PAGE EXTRACT:
════════════════

The structure of compound 1 was unambiguously confirmed by X-ray diffraction analysis of a single crystal (CCDC 2358753) (Figure 2).

3. Materials and Methods

3.1. General Information

¹H and ¹³C NMR spectra (Supplementary Materials) were obtained on a Bruker Avance III 400 HD spectrometer (Bruker BioSpin AG, Faellanden, Switzerland) (at 400 and 100 MHz, respectively) in DMSO-d₆ using the solvent residual signal (in ¹H NMR, 2.50 ppm; in ¹³C NMR, 39.51 ppm) as an internal standard. The IR spectrum was recorded on a Perkin Elmer Spectrum Two Spectrometer (PerkinElmer Inc., Waltham, MA, USA) as mulls in mineral oil. The melting point was measured on the device of the Khimlabpribor PTP (Khimlabpribor, Klin, Moscow, Russia). HRMS were recorded on Bruker MicroTOF (ESI+) (Bruker Daltonik GmbH, Bremen, Germany). The single-crystal X-ray analysis of compound 1 was performed on an Xcalibur Ruby diffractometer (Agilent Technologies, Wroclaw, Poland). An empirical absorption correction was introduced via the multi-scan method using the SCALE3 ABSPACK algorithm [13]. Using OLEX2 [14], the structure was solved with the SHELXT [15] program and refined by full-matrix least-squares minimization in the anisotropic approximation of all non-hydrogen atoms with the SHELXL [16] program. Hydrogen atoms bound to carbon were positioned geometrically and refined using a riding model. Hydrogen atoms of the OH, NH, and NH₂ groups were refined independently with isotropic displacement parameters. 4-(4-Methoxyphenyl)-2,4-dioxobutanoic acid was obtained according to the reported procedures [17] from commercially available reagents. The starting compound 2 was obtained according to the reported procedures from commercially available reagents [8]. All procedures with compound 2 were performed in oven-dried glassware. All other solvents and reagents were purchased from commercial vendors and used as received.

════════════════

ENTRIES SHOWN:

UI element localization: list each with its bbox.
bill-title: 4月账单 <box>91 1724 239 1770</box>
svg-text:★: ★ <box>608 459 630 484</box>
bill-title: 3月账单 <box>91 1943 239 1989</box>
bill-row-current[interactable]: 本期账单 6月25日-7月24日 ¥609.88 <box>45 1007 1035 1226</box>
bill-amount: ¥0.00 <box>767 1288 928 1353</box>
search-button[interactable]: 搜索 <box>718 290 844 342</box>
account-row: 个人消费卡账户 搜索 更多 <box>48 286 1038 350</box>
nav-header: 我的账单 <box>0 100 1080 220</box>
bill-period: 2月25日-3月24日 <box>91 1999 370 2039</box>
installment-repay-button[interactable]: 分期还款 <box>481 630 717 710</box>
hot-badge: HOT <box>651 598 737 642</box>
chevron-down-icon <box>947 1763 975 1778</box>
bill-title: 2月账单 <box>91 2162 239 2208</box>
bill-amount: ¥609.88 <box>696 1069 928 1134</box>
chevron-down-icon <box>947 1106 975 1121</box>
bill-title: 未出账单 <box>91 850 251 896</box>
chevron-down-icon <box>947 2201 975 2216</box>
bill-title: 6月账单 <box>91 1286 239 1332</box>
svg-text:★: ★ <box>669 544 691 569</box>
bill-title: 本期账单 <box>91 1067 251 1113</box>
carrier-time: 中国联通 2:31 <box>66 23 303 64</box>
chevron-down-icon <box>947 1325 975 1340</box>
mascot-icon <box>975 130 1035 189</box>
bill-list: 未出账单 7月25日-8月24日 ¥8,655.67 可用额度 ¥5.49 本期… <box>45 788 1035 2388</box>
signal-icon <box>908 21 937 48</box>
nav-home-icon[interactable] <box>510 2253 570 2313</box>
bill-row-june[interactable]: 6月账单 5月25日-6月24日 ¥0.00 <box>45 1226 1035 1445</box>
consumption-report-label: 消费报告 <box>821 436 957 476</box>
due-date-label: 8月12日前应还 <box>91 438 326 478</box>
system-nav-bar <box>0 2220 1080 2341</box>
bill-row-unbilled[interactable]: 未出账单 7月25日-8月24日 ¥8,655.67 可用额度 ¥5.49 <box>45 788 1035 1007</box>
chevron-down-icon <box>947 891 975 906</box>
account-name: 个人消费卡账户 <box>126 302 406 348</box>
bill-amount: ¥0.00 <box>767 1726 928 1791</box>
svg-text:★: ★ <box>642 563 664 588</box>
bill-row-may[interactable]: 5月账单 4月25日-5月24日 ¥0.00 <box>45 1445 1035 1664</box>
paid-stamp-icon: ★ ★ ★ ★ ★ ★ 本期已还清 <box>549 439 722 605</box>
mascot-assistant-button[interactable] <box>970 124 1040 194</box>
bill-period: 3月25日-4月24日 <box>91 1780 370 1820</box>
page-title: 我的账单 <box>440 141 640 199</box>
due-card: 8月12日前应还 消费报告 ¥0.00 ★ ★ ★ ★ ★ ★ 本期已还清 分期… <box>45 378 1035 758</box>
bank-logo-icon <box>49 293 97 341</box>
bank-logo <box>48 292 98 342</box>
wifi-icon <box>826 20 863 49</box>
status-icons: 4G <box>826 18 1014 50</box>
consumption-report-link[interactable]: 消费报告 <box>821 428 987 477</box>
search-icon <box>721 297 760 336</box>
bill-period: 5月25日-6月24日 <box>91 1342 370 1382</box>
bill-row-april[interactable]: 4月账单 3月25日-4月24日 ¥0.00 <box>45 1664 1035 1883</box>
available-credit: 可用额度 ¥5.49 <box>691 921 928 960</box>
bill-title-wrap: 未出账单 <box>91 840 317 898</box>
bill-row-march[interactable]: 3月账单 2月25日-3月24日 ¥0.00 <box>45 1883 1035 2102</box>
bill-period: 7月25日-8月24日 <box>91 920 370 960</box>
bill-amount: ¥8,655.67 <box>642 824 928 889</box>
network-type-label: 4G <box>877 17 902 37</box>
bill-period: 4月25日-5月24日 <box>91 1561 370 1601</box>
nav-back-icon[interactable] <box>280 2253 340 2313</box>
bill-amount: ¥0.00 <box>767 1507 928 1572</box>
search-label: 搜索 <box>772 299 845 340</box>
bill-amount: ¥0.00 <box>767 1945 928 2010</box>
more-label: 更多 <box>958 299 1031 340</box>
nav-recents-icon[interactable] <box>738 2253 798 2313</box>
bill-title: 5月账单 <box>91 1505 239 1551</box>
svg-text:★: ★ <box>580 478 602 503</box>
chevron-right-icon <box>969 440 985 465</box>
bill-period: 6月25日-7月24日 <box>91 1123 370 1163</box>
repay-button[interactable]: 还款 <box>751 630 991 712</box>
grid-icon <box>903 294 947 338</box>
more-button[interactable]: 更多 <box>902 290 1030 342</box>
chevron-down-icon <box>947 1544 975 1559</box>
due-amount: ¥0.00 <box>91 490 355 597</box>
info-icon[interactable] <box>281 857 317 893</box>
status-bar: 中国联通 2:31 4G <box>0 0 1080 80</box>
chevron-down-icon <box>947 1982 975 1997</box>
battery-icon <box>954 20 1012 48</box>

════════════════

Write what follows the last sentence of the materials and methods text on compound 1.

EXERCISE RESPONSE:
3.2. (Z)-N-Carbamoyl-4-hydroxy-4-(4-methoxyphenyl)-2-oxobut-3-enamide 1

A solution of 0.423 g (7.05 mmol) of urea 3 in 2 mL of DMSO was added to a solution of 1.44 g (7.05 mmol) of 5-(4-methoxyphenyl)-furan-2,3-dione 2 in 10 mL of anhydrous 1,2-dichloroethane and refluxed for 5 min. Next, the reaction mixture was cooled to room temperature. The formed precipitate was filtered off and recrystallized from chloroform to yield the title compound 1. Yield: 1.14 g (61%); light yellow solid; mp 159–161 °C (decomp.). ¹H NMR (DMSO-d₆, 400 MHz), mixture of tautomers ∼ 5:1 (A:B): A: δ = 3.88 (s, 3H), 7.09 (s, 1H), 7.11 (d, 2H, J = 8.8 Hz), 7.46 (br.s, 1H), 7.53 (br.s, 1H), 8.07 (d, 2H, J = 8.8 Hz), 10.07 (s, 1H), 14.0 (br.s, 1H) ppm; B: δ = 3.86 (s, 3H), 4.50 (s, 2H), 7.06 (d, 2H, J = 8.8 Hz), 7.27 (br.s, 2H), 7.95 (d, 2H, J = 8.8 Hz), 10.13 (s, 1H) ppm. ¹³C NMR (DMSO-d₆, 100 MHz), mixture of tautomers, A: δ = 55.6, 94.3, 114.5 (2C), 125.7, 130.1 (2C), 152.3, 162.2, 164.1, 174.9, 186.2 ppm. IR (mineral oil): 3420, 3343, 3200, 3100, 1721, 1705, 1583 cm⁻¹. HRMS (ESI+): m/z calcd for C₁₂H₁₂N₂O₅: 287.0638 [M + Na]⁺; found: 287.0634. After three days of exposure in DMSO-d₆ solution in an NMR tube, compound 1 cyclized into 5-hydroxy-5-(2-(4-methoxyphenyl)-2-oxoethyl)imidazolidine-2,4-dione 4. ¹H NMR (DMSO-d₆, after three days, 400 MHz): δ = 3.41 (d, 1H, J = 17.6 Hz), 3.63 (d, 1H, J = 17.6 Hz), 3.85 (s, 3H), 6.60 (s, 1H), 7.04 (d, 2H, J = 8.8 Hz), 7.91 (d, 2H, J = 8.8 Hz), 8.10 (s, 1H), 10.51 (s, 1H) ppm. ¹³C NMR (DMSO-d₆, after three days, 100 MHz): δ = 43.6, 55.5, 82.8, 113.9 (2C), 129.1, 130.2 (2C), 156.4, 163.3, 175.0, 194.2 ppm.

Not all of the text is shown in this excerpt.